Description of the task |
Lines containing the string "minimize" are to be counted. Write only how many there are.
-- begin --
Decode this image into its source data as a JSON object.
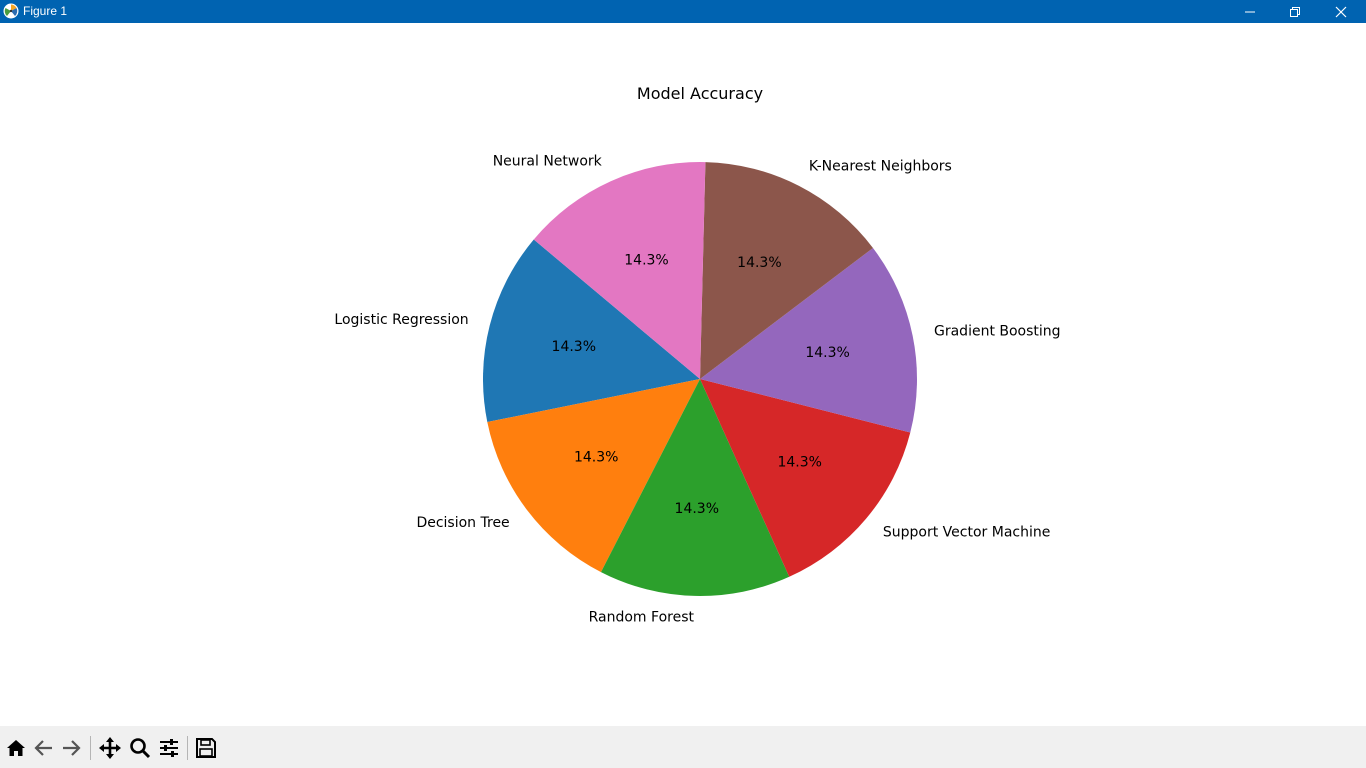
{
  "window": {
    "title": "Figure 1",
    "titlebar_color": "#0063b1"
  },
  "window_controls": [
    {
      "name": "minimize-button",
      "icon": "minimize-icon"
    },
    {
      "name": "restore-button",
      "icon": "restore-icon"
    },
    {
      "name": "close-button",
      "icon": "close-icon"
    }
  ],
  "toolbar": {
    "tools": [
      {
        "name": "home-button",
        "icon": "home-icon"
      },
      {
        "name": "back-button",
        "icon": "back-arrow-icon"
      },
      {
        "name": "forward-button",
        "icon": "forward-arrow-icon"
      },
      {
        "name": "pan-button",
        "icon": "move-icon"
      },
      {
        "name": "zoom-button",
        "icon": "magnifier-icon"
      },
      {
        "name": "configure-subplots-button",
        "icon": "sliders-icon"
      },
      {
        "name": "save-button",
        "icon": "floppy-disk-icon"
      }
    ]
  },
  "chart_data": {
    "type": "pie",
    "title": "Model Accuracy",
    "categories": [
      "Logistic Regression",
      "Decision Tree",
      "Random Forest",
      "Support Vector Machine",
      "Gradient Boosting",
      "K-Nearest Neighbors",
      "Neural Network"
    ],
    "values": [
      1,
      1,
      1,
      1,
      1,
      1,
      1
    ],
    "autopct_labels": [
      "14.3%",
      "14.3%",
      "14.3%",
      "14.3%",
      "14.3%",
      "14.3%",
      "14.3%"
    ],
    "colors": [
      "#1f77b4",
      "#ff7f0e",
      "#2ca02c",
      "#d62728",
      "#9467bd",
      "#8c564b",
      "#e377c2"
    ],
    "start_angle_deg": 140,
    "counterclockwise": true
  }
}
-- end --
Solution below |
2